===== EXERCISE MATERIALS =====

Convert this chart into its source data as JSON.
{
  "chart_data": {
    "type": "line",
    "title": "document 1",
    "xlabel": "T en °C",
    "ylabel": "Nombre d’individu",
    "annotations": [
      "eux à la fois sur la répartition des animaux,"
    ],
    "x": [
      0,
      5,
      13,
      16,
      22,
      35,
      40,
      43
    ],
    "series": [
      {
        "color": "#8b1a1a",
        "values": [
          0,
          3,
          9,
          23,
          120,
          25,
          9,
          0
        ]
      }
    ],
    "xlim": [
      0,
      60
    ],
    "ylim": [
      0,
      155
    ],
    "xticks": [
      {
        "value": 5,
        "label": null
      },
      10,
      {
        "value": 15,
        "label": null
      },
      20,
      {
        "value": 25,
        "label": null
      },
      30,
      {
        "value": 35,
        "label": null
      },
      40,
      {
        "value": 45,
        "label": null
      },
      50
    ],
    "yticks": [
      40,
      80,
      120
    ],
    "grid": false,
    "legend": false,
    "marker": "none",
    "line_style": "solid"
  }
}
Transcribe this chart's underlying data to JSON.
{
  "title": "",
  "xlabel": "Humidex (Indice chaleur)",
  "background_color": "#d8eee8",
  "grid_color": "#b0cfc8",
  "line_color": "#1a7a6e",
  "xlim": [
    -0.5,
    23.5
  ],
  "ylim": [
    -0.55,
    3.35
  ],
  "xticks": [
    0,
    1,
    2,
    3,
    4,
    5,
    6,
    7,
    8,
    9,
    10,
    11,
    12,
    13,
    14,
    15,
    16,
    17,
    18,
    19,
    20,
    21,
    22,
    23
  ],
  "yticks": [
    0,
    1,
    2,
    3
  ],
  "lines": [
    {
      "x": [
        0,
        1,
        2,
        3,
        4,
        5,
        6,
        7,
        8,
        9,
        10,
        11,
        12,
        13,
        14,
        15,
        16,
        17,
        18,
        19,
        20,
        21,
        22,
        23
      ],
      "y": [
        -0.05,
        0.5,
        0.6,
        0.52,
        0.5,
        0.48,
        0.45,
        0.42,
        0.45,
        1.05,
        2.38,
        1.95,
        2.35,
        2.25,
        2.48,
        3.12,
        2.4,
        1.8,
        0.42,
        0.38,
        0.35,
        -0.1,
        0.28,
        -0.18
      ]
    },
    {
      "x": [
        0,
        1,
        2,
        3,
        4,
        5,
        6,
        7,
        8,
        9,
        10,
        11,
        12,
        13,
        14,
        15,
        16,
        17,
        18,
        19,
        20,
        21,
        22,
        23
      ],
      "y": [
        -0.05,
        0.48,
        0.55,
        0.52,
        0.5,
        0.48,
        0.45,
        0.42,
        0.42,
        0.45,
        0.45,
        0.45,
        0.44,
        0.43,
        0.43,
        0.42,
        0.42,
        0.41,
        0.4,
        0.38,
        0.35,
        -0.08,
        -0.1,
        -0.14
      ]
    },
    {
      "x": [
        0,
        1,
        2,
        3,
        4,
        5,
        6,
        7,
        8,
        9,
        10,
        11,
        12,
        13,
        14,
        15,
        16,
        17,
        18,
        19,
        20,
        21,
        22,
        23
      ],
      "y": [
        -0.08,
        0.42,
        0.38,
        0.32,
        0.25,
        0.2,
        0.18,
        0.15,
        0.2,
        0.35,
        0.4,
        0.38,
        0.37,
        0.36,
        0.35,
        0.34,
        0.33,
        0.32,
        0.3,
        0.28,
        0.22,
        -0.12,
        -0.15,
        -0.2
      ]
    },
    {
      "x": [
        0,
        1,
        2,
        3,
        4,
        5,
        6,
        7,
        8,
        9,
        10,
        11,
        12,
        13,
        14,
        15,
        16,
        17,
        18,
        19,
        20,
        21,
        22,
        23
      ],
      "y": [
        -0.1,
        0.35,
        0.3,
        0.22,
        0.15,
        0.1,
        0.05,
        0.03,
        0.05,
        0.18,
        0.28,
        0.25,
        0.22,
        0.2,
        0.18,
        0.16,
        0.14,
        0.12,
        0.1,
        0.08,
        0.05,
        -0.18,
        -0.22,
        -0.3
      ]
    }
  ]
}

=====

GOAL: Please quote every record above exactly as it appears.

TASK RESULT:
Convert this chart into its source data as JSON.
{
  "chart_data": {
    "type": "line",
    "title": "document 1",
    "xlabel": "T en °C",
    "ylabel": "Nombre d’individu",
    "annotations": [
      "eux à la fois sur la répartition des animaux,"
    ],
    "x": [
      0,
      5,
      13,
      16,
      22,
      35,
      40,
      43
    ],
    "series": [
      {
        "color": "#8b1a1a",
        "values": [
          0,
          3,
          9,
          23,
          120,
          25,
          9,
          0
        ]
      }
    ],
    "xlim": [
      0,
      60
    ],
    "ylim": [
      0,
      155
    ],
    "xticks": [
      {
        "value": 5,
        "label": null
      },
      10,
      {
        "value": 15,
        "label": null
      },
      20,
      {
        "value": 25,
        "label": null
      },
      30,
      {
        "value": 35,
        "label": null
      },
      40,
      {
        "value": 45,
        "label": null
      },
      50
    ],
    "yticks": [
      40,
      80,
      120
    ],
    "grid": false,
    "legend": false,
    "marker": "none",
    "line_style": "solid"
  }
}
Transcribe this chart's underlying data to JSON.
{
  "title": "",
  "xlabel": "Humidex (Indice chaleur)",
  "background_color": "#d8eee8",
  "grid_color": "#b0cfc8",
  "line_color": "#1a7a6e",
  "xlim": [
    -0.5,
    23.5
  ],
  "ylim": [
    -0.55,
    3.35
  ],
  "xticks": [
    0,
    1,
    2,
    3,
    4,
    5,
    6,
    7,
    8,
    9,
    10,
    11,
    12,
    13,
    14,
    15,
    16,
    17,
    18,
    19,
    20,
    21,
    22,
    23
  ],
  "yticks": [
    0,
    1,
    2,
    3
  ],
  "lines": [
    {
      "x": [
        0,
        1,
        2,
        3,
        4,
        5,
        6,
        7,
        8,
        9,
        10,
        11,
        12,
        13,
        14,
        15,
        16,
        17,
        18,
        19,
        20,
        21,
        22,
        23
      ],
      "y": [
        -0.05,
        0.5,
        0.6,
        0.52,
        0.5,
        0.48,
        0.45,
        0.42,
        0.45,
        1.05,
        2.38,
        1.95,
        2.35,
        2.25,
        2.48,
        3.12,
        2.4,
        1.8,
        0.42,
        0.38,
        0.35,
        -0.1,
        0.28,
        -0.18
      ]
    },
    {
      "x": [
        0,
        1,
        2,
        3,
        4,
        5,
        6,
        7,
        8,
        9,
        10,
        11,
        12,
        13,
        14,
        15,
        16,
        17,
        18,
        19,
        20,
        21,
        22,
        23
      ],
      "y": [
        -0.05,
        0.48,
        0.55,
        0.52,
        0.5,
        0.48,
        0.45,
        0.42,
        0.42,
        0.45,
        0.45,
        0.45,
        0.44,
        0.43,
        0.43,
        0.42,
        0.42,
        0.41,
        0.4,
        0.38,
        0.35,
        -0.08,
        -0.1,
        -0.14
      ]
    },
    {
      "x": [
        0,
        1,
        2,
        3,
        4,
        5,
        6,
        7,
        8,
        9,
        10,
        11,
        12,
        13,
        14,
        15,
        16,
        17,
        18,
        19,
        20,
        21,
        22,
        23
      ],
      "y": [
        -0.08,
        0.42,
        0.38,
        0.32,
        0.25,
        0.2,
        0.18,
        0.15,
        0.2,
        0.35,
        0.4,
        0.38,
        0.37,
        0.36,
        0.35,
        0.34,
        0.33,
        0.32,
        0.3,
        0.28,
        0.22,
        -0.12,
        -0.15,
        -0.2
      ]
    },
    {
      "x": [
        0,
        1,
        2,
        3,
        4,
        5,
        6,
        7,
        8,
        9,
        10,
        11,
        12,
        13,
        14,
        15,
        16,
        17,
        18,
        19,
        20,
        21,
        22,
        23
      ],
      "y": [
        -0.1,
        0.35,
        0.3,
        0.22,
        0.15,
        0.1,
        0.05,
        0.03,
        0.05,
        0.18,
        0.28,
        0.25,
        0.22,
        0.2,
        0.18,
        0.16,
        0.14,
        0.12,
        0.1,
        0.08,
        0.05,
        -0.18,
        -0.22,
        -0.3
      ]
    }
  ]
}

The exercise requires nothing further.